__Passage provided__
NBN Co demo truck hits Tasmania
- 29 November, 2011 11:49
- Comments 5
NBN Co’s demonstration truck has begun its nationwide journey in Tasmania this week, with the 23-tonne mobile ‘discovery centre’ having arrived in Devonport yesterday.
The truck, which is fitted with high-definition screens, cameras and audio equipment, will enable residents to get a ‘hands on’ experience learning about the National Broadband Network (NBN) — how it works and how it can benefit them.
The mayor of Devonport, Steve Martin, welcomed its arrival.
“There is a real appetite for more information about the NBN in the local community,” he said in a statement.
“For me, I expect the NBN will help to close the gap between the services we can access here in Devonport and those that people in major metropolitan centres experience.”
General manager of demonstration facilities, Cassandra Hayes, said the tour was in response to the demand from people wanting to learn more about the NBN.
“We receive thousands of emails and calls each week from individuals, businesses and local councils asking when the NBN is coming to their area, and wanting to know how it works, what they can use it for and how to get connected,” she said in a statement.

__Data provided__
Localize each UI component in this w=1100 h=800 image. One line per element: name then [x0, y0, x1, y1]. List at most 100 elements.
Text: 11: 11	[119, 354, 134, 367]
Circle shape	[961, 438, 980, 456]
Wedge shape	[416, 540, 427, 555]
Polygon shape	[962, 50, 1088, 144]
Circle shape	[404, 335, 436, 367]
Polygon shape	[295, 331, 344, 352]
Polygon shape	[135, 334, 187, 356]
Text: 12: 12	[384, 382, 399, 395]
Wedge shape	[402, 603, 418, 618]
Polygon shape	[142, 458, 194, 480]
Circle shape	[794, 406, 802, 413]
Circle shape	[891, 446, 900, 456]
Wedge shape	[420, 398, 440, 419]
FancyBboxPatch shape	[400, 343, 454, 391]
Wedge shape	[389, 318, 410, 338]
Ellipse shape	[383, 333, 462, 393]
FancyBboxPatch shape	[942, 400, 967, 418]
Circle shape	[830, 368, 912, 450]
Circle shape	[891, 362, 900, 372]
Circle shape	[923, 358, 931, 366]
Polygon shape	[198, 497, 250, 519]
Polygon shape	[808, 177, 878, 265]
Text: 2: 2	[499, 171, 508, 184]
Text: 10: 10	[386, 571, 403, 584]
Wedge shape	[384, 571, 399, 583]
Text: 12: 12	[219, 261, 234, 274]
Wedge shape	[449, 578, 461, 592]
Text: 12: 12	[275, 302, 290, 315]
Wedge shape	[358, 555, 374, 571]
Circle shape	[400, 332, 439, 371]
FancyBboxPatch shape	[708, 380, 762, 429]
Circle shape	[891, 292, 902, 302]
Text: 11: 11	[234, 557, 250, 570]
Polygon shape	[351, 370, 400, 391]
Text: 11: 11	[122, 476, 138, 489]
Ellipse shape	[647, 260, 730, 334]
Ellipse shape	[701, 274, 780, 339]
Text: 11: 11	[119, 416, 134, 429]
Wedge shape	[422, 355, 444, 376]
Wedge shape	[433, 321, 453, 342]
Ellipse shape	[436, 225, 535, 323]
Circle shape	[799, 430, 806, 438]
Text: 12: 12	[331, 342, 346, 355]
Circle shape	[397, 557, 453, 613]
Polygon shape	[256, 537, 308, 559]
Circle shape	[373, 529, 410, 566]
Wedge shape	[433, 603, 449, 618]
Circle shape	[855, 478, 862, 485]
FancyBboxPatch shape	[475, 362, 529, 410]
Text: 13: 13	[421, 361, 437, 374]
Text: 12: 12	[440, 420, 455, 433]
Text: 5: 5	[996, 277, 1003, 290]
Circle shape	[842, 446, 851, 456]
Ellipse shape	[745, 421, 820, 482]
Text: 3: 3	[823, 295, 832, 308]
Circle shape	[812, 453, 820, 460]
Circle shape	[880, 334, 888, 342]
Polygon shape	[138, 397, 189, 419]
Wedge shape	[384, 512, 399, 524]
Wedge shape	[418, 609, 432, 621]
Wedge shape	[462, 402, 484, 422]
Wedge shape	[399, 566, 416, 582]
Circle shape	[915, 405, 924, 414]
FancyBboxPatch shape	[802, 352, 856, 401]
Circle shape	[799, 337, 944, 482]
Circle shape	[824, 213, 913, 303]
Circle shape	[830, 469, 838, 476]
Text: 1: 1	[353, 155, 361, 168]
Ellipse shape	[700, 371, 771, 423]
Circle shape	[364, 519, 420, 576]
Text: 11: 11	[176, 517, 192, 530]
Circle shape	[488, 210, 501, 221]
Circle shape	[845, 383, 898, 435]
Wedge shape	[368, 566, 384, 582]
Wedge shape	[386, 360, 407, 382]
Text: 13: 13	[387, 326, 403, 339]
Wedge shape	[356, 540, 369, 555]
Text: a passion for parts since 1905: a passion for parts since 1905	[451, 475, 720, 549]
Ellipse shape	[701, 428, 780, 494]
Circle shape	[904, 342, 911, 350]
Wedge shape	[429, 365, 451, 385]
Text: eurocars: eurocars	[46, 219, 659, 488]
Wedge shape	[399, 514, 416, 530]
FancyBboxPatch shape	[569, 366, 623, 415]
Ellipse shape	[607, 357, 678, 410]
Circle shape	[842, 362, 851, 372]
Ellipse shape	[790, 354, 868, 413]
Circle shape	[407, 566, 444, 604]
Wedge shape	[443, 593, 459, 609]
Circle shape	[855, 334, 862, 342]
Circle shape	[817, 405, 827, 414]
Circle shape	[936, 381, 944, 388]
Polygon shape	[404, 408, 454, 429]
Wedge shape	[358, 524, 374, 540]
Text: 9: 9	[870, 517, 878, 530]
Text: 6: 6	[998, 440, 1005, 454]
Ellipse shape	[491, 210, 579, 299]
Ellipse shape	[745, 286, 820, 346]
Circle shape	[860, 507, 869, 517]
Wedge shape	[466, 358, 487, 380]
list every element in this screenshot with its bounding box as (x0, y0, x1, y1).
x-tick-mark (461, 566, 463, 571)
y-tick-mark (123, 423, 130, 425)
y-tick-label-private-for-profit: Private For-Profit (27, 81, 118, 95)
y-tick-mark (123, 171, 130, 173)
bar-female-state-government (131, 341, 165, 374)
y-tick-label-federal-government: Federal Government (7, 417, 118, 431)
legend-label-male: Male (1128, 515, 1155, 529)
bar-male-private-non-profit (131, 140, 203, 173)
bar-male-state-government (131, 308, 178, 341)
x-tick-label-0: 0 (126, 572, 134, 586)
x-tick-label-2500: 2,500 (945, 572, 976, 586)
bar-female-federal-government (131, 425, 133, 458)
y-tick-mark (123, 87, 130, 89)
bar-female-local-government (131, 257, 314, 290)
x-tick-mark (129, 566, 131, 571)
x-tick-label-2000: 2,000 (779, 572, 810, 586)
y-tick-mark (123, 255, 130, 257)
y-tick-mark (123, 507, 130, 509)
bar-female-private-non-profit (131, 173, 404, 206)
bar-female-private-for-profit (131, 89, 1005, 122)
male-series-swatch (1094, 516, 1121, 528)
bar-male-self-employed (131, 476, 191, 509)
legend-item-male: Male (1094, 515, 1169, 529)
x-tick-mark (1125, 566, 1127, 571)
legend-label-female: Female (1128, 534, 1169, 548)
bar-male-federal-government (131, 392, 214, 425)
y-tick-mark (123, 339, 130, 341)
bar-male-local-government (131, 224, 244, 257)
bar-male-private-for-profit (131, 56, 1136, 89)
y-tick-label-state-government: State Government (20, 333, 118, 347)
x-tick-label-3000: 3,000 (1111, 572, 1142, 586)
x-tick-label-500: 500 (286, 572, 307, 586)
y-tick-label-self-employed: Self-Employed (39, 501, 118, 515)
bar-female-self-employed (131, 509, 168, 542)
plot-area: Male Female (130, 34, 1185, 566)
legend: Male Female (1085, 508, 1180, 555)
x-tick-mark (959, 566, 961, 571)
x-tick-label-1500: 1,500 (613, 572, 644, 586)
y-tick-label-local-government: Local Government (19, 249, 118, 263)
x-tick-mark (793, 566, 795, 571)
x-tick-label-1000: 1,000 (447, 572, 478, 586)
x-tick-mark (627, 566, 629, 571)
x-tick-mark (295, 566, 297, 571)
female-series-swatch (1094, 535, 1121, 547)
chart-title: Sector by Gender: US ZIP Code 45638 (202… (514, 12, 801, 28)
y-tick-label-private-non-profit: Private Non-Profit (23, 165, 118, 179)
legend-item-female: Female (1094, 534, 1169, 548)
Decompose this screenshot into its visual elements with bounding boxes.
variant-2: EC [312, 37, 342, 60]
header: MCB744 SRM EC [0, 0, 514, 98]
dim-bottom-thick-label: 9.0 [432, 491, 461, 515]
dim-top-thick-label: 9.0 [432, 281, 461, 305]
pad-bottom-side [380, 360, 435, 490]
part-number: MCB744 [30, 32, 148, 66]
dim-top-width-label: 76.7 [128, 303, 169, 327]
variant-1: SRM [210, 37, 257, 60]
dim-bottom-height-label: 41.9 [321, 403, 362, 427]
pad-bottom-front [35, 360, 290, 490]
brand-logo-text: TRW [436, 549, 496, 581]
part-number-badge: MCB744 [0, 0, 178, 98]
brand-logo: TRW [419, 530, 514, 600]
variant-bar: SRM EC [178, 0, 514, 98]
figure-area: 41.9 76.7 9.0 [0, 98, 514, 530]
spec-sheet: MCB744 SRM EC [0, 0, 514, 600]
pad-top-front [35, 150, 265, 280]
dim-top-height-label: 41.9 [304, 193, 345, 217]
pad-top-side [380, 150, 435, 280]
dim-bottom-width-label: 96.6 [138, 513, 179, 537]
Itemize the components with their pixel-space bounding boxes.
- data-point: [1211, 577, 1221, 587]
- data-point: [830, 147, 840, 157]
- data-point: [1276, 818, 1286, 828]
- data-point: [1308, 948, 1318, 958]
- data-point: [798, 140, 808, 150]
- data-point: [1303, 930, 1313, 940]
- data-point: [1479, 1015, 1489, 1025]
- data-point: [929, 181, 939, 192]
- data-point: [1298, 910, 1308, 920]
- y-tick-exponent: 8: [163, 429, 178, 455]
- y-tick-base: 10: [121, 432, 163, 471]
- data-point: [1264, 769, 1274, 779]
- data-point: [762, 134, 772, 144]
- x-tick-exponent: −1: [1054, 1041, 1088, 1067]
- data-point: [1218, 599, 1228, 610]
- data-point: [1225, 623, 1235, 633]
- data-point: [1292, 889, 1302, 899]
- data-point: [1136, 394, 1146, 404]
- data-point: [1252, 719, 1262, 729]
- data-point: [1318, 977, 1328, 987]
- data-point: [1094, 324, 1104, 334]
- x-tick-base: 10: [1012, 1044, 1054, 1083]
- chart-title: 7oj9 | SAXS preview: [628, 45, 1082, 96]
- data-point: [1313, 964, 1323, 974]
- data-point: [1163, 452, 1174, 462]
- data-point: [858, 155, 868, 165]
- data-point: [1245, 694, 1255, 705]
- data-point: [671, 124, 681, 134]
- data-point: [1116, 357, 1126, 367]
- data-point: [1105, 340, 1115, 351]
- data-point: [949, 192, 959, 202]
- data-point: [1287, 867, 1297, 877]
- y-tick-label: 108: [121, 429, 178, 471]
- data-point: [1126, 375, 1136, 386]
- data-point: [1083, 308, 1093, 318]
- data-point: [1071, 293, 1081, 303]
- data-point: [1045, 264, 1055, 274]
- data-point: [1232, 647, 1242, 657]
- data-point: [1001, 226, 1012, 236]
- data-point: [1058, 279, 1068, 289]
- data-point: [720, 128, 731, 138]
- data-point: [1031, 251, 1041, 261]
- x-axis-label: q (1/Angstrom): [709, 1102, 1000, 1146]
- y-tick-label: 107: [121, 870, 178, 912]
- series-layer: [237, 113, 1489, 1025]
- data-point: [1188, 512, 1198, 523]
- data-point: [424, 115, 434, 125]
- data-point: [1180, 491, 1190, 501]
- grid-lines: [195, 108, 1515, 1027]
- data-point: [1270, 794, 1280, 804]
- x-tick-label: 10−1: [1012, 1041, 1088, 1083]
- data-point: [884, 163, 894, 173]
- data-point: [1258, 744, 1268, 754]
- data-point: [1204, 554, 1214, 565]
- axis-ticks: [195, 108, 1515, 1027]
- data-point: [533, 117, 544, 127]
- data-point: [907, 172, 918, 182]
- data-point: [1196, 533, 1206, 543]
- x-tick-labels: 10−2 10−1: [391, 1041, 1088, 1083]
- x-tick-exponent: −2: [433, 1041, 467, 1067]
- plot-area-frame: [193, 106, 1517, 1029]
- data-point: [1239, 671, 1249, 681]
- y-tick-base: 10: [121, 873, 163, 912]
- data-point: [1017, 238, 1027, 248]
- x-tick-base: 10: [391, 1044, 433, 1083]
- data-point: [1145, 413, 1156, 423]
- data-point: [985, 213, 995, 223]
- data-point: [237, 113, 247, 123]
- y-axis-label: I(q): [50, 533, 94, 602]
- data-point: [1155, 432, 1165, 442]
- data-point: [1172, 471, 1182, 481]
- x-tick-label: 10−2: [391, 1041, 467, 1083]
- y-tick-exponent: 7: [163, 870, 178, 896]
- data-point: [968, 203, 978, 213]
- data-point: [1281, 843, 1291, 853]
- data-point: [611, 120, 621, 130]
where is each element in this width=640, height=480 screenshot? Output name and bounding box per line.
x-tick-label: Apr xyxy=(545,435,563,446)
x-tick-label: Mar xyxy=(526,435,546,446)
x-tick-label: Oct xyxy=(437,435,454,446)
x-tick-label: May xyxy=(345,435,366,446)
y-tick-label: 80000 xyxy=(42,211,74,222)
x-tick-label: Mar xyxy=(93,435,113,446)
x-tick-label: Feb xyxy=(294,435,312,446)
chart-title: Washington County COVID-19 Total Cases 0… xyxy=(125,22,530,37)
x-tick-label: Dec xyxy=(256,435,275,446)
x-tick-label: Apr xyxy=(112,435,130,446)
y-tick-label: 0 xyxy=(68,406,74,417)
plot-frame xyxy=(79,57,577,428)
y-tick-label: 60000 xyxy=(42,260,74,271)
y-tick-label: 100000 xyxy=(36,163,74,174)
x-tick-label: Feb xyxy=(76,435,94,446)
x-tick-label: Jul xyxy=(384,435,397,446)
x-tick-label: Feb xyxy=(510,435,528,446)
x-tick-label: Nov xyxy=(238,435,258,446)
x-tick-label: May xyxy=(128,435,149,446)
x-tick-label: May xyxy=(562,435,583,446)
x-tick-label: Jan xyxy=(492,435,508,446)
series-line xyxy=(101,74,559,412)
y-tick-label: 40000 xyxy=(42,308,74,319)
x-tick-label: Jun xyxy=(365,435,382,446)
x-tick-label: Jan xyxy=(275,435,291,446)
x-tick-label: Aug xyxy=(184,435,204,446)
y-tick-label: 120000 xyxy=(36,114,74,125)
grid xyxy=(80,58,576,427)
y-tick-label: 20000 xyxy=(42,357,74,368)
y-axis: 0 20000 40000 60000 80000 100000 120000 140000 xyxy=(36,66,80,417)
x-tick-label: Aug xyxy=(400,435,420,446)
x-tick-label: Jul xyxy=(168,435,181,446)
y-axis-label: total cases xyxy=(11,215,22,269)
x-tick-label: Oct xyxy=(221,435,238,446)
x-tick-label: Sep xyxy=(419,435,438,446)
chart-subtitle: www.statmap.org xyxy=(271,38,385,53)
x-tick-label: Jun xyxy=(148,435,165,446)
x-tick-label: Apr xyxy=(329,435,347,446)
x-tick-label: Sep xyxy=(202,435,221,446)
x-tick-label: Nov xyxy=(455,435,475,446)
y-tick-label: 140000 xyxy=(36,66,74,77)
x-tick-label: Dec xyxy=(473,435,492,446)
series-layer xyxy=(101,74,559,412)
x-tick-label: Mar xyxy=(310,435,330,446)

__What this exercise asks__
1. How much does the truck weigh, according to the NBN truck article?
2. Does each statement agree with the NBN truck article? Answer yes or no and quote the deciding words. (a) The truck arrived in Devonport. (b) The truck is fitted with high-definition screens. (c) Cassandra Hayes is the mayor of Devonport.
The rows are separate material, apart from the NBN truck article.

__Answers in order__
1. 23 tonnes

2.
(a) Yes: "having arrived in Devonport yesterday"
(b) Yes: "fitted with high-definition screens, cameras and audio equipment"
(c) No: "General manager of demonstration facilities, Cassandra Hayes"